§ WRITTEN TASK
Every line that contains the word "承包单位填报" should be copied out.

::: INFORMATION SUPPLIED

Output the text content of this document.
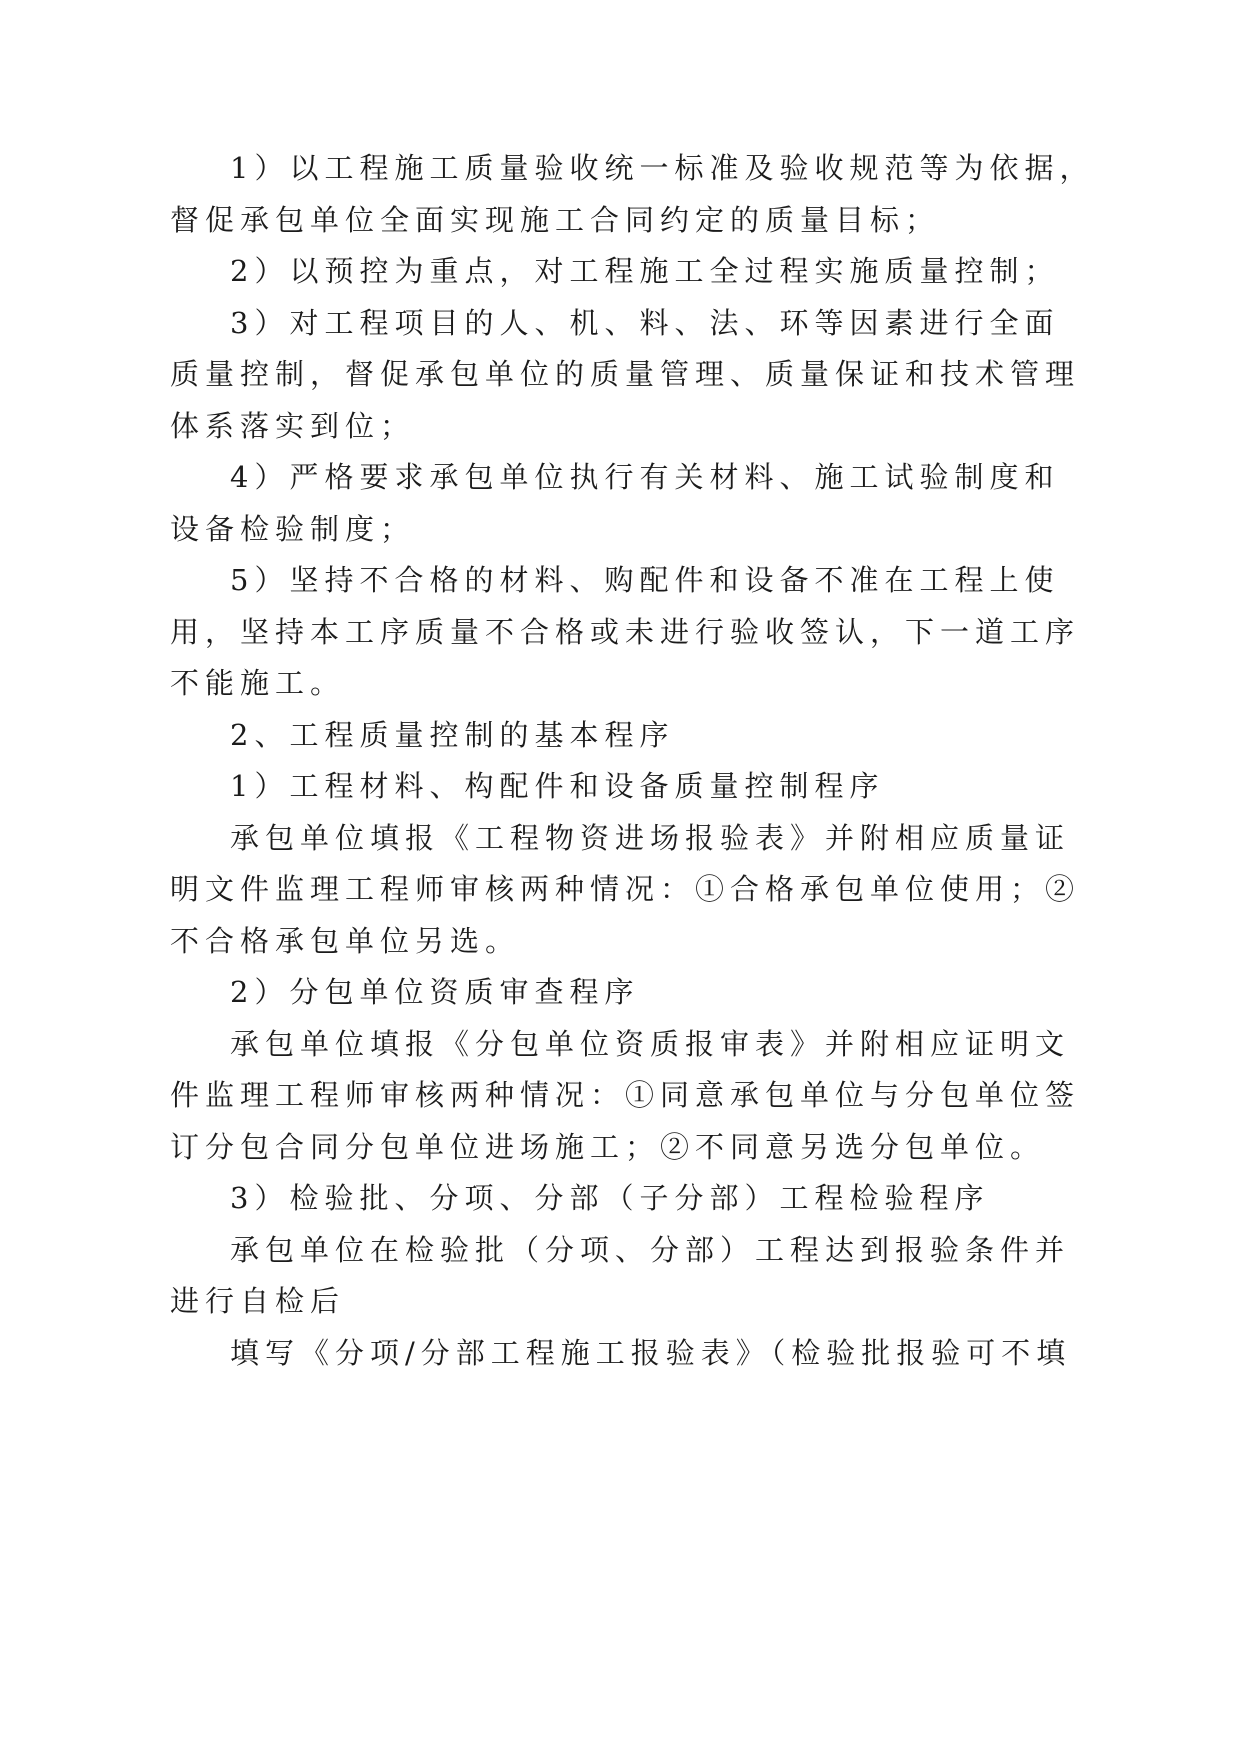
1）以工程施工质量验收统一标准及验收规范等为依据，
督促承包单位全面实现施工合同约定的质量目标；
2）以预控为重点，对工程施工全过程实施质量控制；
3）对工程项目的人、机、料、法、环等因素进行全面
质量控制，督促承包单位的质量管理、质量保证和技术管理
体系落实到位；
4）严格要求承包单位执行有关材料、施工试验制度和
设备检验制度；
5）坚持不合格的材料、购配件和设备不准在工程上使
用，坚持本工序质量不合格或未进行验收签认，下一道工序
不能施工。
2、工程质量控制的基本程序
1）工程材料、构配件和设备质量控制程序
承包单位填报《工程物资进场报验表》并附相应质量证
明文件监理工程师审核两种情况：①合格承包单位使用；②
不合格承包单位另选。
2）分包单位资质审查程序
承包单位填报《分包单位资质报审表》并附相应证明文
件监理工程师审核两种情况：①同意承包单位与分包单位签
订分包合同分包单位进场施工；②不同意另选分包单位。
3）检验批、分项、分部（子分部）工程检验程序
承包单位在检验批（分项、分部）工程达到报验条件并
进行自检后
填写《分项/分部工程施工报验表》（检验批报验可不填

::::::

§ SOLUTION TO THIS PROBLEM
承包单位填报《工程物资进场报验表》并附相应质量证
承包单位填报《分包单位资质报审表》并附相应证明文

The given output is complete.